▶ REQUIREMENT
Please find all lines in the data that hold the string "Olives" and copy them.

▶ PROVIDED RECORDS

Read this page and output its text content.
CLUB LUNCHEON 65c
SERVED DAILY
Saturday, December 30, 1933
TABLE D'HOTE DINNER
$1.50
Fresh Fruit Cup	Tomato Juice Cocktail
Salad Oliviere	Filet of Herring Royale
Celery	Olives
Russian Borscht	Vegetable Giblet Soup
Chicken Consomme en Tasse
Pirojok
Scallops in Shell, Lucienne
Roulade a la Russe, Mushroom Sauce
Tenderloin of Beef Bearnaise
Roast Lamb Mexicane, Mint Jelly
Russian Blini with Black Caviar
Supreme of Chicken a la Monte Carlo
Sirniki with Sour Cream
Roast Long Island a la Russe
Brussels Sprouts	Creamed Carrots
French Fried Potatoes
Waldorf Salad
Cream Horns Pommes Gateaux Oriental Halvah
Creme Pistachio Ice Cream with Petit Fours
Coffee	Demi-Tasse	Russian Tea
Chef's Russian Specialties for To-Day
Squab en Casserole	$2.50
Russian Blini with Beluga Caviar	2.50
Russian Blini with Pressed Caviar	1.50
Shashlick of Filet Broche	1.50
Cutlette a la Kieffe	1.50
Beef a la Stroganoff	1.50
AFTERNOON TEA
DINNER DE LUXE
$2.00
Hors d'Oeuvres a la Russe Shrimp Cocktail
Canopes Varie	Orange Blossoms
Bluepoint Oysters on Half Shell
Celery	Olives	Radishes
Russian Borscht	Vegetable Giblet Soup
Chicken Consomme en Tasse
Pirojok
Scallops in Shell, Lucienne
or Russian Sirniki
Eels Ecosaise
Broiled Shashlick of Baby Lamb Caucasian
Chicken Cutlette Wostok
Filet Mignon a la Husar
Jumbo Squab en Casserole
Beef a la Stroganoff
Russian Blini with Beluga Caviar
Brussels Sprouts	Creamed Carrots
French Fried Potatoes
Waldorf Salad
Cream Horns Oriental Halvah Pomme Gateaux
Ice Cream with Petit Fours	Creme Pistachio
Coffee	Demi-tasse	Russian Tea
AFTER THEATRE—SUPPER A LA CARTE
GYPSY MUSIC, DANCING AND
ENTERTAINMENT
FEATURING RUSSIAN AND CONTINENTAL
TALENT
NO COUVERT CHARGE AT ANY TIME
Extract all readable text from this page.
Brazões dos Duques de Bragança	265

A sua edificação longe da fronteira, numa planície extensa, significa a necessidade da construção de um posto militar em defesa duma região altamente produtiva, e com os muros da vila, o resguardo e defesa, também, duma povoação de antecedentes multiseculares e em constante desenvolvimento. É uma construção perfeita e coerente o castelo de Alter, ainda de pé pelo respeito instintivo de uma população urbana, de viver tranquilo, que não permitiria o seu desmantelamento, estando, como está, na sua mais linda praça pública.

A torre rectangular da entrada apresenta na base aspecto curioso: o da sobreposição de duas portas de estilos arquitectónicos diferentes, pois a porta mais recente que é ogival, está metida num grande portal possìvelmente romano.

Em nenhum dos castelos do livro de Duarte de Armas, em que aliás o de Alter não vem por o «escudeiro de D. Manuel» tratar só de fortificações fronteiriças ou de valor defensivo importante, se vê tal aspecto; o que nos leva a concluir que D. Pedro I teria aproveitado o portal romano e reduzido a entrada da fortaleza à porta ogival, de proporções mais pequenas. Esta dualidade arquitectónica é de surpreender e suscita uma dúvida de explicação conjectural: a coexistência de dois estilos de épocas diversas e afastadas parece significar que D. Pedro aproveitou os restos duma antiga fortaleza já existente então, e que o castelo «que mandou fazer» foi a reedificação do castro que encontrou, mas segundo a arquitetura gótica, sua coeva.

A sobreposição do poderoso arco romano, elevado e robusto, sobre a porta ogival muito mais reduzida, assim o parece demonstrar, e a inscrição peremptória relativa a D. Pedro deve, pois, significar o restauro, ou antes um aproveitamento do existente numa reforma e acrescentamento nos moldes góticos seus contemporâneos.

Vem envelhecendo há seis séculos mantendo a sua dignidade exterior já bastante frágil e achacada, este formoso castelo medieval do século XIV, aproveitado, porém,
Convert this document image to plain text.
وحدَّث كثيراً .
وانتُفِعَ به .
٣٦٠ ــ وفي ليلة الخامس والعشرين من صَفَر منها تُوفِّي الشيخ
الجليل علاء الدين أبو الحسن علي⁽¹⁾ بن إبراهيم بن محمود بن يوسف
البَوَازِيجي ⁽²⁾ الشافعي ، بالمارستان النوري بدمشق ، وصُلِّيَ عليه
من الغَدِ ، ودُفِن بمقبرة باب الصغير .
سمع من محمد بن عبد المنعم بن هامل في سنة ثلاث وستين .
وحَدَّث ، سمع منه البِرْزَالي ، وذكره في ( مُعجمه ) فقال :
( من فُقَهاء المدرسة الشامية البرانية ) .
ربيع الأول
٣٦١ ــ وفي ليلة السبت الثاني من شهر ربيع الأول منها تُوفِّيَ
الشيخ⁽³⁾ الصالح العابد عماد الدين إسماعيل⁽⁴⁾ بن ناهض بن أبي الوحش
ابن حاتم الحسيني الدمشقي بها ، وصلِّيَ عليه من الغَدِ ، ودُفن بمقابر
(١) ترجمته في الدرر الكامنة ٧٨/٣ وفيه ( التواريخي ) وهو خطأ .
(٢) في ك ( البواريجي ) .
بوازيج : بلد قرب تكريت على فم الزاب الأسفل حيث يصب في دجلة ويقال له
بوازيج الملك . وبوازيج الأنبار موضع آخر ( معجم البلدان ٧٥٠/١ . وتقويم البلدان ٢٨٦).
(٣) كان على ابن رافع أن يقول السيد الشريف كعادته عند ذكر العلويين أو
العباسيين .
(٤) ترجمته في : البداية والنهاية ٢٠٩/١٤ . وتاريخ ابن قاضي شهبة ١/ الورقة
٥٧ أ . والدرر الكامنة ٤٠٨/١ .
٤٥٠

▶ OUTPUT OF THE TASK
Celery	Olives
Celery	Olives	Radishes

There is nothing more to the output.